What you have to do =
Your task is to reproduce the entries below word for word.

....

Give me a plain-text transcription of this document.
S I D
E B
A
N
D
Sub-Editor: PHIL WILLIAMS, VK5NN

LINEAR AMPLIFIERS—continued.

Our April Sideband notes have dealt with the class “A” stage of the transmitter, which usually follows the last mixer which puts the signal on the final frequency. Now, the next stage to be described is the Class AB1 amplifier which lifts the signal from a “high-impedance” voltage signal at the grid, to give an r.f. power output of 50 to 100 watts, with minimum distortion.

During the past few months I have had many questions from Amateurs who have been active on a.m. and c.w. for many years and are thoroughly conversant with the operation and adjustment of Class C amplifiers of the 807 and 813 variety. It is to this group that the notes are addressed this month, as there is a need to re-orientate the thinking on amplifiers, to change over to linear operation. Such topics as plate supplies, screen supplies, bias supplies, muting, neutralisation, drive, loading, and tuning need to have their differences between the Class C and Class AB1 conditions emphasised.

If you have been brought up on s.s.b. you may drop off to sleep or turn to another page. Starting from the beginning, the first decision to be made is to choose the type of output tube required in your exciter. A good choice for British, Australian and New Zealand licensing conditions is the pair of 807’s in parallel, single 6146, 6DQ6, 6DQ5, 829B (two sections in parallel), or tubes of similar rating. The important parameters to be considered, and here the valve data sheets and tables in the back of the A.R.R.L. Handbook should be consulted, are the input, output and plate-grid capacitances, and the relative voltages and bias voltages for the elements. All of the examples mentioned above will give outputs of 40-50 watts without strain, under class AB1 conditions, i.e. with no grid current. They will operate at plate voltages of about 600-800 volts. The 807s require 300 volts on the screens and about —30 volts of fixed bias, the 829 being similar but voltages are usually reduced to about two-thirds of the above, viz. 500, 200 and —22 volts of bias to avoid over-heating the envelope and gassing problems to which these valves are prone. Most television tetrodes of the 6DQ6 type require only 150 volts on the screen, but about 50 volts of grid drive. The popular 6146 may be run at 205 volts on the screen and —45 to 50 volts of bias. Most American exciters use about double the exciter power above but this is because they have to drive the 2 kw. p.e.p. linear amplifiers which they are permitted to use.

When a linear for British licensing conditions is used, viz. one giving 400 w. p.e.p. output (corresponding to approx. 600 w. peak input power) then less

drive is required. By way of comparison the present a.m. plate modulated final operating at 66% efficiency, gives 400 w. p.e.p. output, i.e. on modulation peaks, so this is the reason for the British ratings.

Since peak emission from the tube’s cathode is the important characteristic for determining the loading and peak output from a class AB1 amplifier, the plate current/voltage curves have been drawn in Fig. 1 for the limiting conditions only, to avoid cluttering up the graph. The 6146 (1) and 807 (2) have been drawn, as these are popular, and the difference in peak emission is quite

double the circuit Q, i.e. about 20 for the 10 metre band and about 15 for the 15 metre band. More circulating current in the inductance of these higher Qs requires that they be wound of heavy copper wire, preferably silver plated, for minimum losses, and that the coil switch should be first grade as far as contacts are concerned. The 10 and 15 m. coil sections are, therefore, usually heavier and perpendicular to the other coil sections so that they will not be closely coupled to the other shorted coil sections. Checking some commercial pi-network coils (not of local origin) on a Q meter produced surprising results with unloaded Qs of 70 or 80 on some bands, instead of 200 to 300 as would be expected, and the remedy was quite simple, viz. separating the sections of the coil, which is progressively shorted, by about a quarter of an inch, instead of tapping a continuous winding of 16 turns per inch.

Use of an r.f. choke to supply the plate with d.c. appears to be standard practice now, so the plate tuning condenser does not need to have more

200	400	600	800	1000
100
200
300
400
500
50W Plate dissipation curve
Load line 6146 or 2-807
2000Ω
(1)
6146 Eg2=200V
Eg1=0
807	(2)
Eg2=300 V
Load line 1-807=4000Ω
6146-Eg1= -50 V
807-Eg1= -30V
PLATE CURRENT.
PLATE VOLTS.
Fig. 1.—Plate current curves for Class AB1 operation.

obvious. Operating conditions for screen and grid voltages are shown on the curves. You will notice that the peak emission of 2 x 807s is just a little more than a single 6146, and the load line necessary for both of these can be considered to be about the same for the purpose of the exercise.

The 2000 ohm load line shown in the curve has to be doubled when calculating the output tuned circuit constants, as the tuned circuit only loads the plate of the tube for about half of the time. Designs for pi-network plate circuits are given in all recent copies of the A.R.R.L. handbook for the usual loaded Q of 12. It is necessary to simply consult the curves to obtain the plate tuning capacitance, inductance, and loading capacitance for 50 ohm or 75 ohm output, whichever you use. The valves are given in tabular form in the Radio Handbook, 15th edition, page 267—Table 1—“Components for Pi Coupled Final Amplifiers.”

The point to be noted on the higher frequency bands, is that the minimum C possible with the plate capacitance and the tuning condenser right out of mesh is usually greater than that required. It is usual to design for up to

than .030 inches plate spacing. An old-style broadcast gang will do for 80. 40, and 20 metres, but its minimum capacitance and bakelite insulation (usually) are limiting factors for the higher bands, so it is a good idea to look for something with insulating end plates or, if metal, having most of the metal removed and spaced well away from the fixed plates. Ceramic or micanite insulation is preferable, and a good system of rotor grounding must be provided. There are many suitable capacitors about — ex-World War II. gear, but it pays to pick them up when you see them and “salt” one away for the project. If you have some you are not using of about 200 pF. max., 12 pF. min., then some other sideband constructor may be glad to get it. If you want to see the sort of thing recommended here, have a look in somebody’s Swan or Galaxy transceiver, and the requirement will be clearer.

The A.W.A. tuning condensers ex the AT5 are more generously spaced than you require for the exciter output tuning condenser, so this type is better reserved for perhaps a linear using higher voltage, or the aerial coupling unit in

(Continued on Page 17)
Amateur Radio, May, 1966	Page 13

....

Exercise output =
Give me a plain-text transcription of this document.
S I D
E B
A
N
D
Sub-Editor: PHIL WILLIAMS, VK5NN

LINEAR AMPLIFIERS—continued.

Our April Sideband notes have dealt with the class “A” stage of the transmitter, which usually follows the last mixer which puts the signal on the final frequency. Now, the next stage to be described is the Class AB1 amplifier which lifts the signal from a “high-impedance” voltage signal at the grid, to give an r.f. power output of 50 to 100 watts, with minimum distortion.

During the past few months I have had many questions from Amateurs who have been active on a.m. and c.w. for many years and are thoroughly conversant with the operation and adjustment of Class C amplifiers of the 807 and 813 variety. It is to this group that the notes are addressed this month, as there is a need to re-orientate the thinking on amplifiers, to change over to linear operation. Such topics as plate supplies, screen supplies, bias supplies, muting, neutralisation, drive, loading, and tuning need to have their differences between the Class C and Class AB1 conditions emphasised.

If you have been brought up on s.s.b. you may drop off to sleep or turn to another page. Starting from the beginning, the first decision to be made is to choose the type of output tube required in your exciter. A good choice for British, Australian and New Zealand licensing conditions is the pair of 807’s in parallel, single 6146, 6DQ6, 6DQ5, 829B (two sections in parallel), or tubes of similar rating. The important parameters to be considered, and here the valve data sheets and tables in the back of the A.R.R.L. Handbook should be consulted, are the input, output and plate-grid capacitances, and the relative voltages and bias voltages for the elements. All of the examples mentioned above will give outputs of 40-50 watts without strain, under class AB1 conditions, i.e. with no grid current. They will operate at plate voltages of about 600-800 volts. The 807s require 300 volts on the screens and about —30 volts of fixed bias, the 829 being similar but voltages are usually reduced to about two-thirds of the above, viz. 500, 200 and —22 volts of bias to avoid over-heating the envelope and gassing problems to which these valves are prone. Most television tetrodes of the 6DQ6 type require only 150 volts on the screen, but about 50 volts of grid drive. The popular 6146 may be run at 205 volts on the screen and —45 to 50 volts of bias. Most American exciters use about double the exciter power above but this is because they have to drive the 2 kw. p.e.p. linear amplifiers which they are permitted to use.

When a linear for British licensing conditions is used, viz. one giving 400 w. p.e.p. output (corresponding to approx. 600 w. peak input power) then less

drive is required. By way of comparison the present a.m. plate modulated final operating at 66% efficiency, gives 400 w. p.e.p. output, i.e. on modulation peaks, so this is the reason for the British ratings.

Since peak emission from the tube’s cathode is the important characteristic for determining the loading and peak output from a class AB1 amplifier, the plate current/voltage curves have been drawn in Fig. 1 for the limiting conditions only, to avoid cluttering up the graph. The 6146 (1) and 807 (2) have been drawn, as these are popular, and the difference in peak emission is quite

double the circuit Q, i.e. about 20 for the 10 metre band and about 15 for the 15 metre band. More circulating current in the inductance of these higher Qs requires that they be wound of heavy copper wire, preferably silver plated, for minimum losses, and that the coil switch should be first grade as far as contacts are concerned. The 10 and 15 m. coil sections are, therefore, usually heavier and perpendicular to the other coil sections so that they will not be closely coupled to the other shorted coil sections. Checking some commercial pi-network coils (not of local origin) on a Q meter produced surprising results with unloaded Qs of 70 or 80 on some bands, instead of 200 to 300 as would be expected, and the remedy was quite simple, viz. separating the sections of the coil, which is progressively shorted, by about a quarter of an inch, instead of tapping a continuous winding of 16 turns per inch.

Use of an r.f. choke to supply the plate with d.c. appears to be standard practice now, so the plate tuning condenser does not need to have more

200	400	600	800	1000
100
200
300
400
500
50W Plate dissipation curve
Load line 6146 or 2-807
2000Ω
(1)
6146 Eg2=200V
Eg1=0
807	(2)
Eg2=300 V
Load line 1-807=4000Ω
6146-Eg1= -50 V
807-Eg1= -30V
PLATE CURRENT.
PLATE VOLTS.
Fig. 1.—Plate current curves for Class AB1 operation.

obvious. Operating conditions for screen and grid voltages are shown on the curves. You will notice that the peak emission of 2 x 807s is just a little more than a single 6146, and the load line necessary for both of these can be considered to be about the same for the purpose of the exercise.

The 2000 ohm load line shown in the curve has to be doubled when calculating the output tuned circuit constants, as the tuned circuit only loads the plate of the tube for about half of the time. Designs for pi-network plate circuits are given in all recent copies of the A.R.R.L. handbook for the usual loaded Q of 12. It is necessary to simply consult the curves to obtain the plate tuning capacitance, inductance, and loading capacitance for 50 ohm or 75 ohm output, whichever you use. The valves are given in tabular form in the Radio Handbook, 15th edition, page 267—Table 1—“Components for Pi Coupled Final Amplifiers.”

The point to be noted on the higher frequency bands, is that the minimum C possible with the plate capacitance and the tuning condenser right out of mesh is usually greater than that required. It is usual to design for up to

than .030 inches plate spacing. An old-style broadcast gang will do for 80. 40, and 20 metres, but its minimum capacitance and bakelite insulation (usually) are limiting factors for the higher bands, so it is a good idea to look for something with insulating end plates or, if metal, having most of the metal removed and spaced well away from the fixed plates. Ceramic or micanite insulation is preferable, and a good system of rotor grounding must be provided. There are many suitable capacitors about — ex-World War II. gear, but it pays to pick them up when you see them and “salt” one away for the project. If you have some you are not using of about 200 pF. max., 12 pF. min., then some other sideband constructor may be glad to get it. If you want to see the sort of thing recommended here, have a look in somebody’s Swan or Galaxy transceiver, and the requirement will be clearer.

The A.W.A. tuning condensers ex the AT5 are more generously spaced than you require for the exciter output tuning condenser, so this type is better reserved for perhaps a linear using higher voltage, or the aerial coupling unit in

(Continued on Page 17)
Amateur Radio, May, 1966	Page 13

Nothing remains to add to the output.